> **Records provided**:
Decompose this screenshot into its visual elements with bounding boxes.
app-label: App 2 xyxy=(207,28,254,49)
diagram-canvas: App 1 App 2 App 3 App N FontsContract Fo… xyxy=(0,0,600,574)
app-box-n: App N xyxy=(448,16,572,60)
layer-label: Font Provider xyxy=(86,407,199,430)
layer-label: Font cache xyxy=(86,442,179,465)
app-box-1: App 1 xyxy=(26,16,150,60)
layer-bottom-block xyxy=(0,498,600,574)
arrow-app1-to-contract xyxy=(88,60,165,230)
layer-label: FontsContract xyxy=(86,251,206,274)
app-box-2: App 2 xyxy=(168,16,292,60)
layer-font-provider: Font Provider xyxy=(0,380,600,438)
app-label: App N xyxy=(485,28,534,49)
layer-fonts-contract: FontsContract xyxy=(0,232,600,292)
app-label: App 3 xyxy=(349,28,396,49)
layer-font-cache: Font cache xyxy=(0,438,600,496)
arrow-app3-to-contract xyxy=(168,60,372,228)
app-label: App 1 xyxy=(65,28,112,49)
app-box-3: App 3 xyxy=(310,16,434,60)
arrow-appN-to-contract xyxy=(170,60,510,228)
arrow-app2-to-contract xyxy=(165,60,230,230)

> **Problem description**: How many lines in the records above contain the string "layer", matching case exactly? Reply with the number alone.

> **Problem solution**: 7